**Given task:** Copy every line in the records below that contains the word "screenshot".

• • • •

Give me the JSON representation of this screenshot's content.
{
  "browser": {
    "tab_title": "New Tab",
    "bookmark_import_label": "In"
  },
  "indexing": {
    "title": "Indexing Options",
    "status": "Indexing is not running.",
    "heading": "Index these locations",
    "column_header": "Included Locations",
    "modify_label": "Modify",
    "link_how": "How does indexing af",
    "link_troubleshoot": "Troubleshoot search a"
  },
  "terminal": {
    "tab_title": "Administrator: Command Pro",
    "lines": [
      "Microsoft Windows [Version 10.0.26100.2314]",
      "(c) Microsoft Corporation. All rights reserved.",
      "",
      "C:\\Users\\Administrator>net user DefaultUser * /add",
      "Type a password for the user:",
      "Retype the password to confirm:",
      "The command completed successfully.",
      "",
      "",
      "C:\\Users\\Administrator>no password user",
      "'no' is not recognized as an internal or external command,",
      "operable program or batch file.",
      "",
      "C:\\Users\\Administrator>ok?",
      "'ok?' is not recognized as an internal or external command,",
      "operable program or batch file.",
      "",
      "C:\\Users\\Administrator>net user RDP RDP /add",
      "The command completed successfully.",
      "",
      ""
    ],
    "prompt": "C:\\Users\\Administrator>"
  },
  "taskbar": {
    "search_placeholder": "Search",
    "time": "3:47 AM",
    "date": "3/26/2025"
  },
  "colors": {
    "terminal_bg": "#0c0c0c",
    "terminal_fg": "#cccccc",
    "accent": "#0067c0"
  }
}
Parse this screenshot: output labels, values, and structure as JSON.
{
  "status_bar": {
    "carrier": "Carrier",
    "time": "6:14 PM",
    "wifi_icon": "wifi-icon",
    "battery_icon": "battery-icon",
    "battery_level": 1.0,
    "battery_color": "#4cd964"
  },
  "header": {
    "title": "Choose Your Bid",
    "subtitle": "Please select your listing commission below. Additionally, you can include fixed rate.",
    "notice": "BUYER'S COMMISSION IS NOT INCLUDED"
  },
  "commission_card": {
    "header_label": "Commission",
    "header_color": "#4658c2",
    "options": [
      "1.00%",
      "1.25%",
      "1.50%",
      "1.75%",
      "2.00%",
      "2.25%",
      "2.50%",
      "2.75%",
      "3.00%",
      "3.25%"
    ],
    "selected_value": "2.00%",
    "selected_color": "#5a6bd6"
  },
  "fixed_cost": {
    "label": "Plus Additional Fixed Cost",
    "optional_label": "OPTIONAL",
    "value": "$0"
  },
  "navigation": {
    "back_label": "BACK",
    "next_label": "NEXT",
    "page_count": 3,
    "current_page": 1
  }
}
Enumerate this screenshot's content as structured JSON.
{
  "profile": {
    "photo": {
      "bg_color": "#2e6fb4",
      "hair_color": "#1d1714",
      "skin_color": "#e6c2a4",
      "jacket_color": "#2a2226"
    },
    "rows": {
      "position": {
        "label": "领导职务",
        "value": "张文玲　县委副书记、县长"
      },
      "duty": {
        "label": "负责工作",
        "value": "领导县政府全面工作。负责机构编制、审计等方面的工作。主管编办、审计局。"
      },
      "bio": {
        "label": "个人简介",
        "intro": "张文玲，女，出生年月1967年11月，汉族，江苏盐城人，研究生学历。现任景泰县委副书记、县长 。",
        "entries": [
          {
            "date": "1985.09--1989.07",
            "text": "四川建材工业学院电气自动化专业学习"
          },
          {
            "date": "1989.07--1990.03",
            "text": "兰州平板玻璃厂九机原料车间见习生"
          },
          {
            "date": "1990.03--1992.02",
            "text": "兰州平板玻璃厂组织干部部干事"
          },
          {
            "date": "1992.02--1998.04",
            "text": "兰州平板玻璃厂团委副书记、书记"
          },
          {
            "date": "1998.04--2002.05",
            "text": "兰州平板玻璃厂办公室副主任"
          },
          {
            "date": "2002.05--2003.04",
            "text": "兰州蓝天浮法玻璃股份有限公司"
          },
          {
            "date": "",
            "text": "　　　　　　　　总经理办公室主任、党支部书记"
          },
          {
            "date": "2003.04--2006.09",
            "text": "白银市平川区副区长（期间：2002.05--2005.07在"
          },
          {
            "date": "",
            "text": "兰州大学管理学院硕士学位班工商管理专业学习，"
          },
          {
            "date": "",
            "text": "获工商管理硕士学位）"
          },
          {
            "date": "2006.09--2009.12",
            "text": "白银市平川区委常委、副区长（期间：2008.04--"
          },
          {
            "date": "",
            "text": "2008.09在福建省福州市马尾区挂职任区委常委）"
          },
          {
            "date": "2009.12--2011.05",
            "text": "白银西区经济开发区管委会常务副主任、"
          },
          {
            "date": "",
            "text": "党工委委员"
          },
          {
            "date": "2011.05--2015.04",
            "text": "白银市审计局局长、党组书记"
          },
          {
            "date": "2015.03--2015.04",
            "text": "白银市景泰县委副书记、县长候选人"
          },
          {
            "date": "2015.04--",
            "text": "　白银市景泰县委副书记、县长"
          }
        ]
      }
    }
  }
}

• • • •

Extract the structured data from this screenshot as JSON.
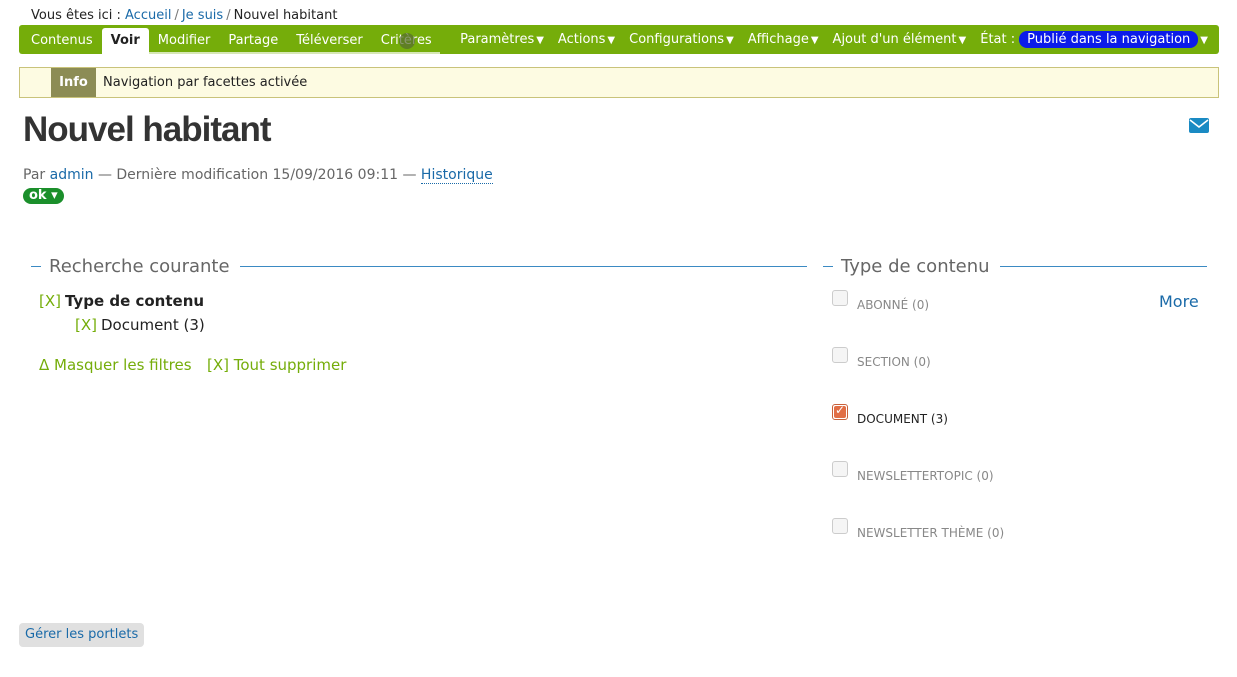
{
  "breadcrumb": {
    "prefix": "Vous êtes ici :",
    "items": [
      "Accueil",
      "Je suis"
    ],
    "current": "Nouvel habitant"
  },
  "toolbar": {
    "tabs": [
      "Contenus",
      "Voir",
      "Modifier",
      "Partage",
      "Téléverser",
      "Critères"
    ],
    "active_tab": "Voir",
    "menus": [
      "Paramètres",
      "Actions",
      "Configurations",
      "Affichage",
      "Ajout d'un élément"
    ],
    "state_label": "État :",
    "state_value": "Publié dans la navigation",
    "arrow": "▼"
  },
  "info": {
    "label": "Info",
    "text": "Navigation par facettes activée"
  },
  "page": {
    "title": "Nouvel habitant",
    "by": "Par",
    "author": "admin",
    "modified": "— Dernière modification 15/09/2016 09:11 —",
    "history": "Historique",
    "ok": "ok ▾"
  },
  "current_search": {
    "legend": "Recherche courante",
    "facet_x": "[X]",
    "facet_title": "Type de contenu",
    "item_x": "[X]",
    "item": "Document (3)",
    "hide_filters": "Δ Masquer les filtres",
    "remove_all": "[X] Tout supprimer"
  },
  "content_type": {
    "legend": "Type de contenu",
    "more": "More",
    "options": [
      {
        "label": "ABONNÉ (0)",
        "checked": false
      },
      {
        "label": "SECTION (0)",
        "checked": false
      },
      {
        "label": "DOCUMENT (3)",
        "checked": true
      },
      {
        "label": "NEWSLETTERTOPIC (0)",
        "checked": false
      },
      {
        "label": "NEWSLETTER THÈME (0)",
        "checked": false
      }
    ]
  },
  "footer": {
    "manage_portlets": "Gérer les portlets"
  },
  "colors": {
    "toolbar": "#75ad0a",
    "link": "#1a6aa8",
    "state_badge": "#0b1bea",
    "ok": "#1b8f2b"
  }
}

• • • •

**Solution to the problem:**
Give me the JSON representation of this screenshot's content.
Parse this screenshot: output labels, values, and structure as JSON.
Enumerate this screenshot's content as structured JSON.
Extract the structured data from this screenshot as JSON.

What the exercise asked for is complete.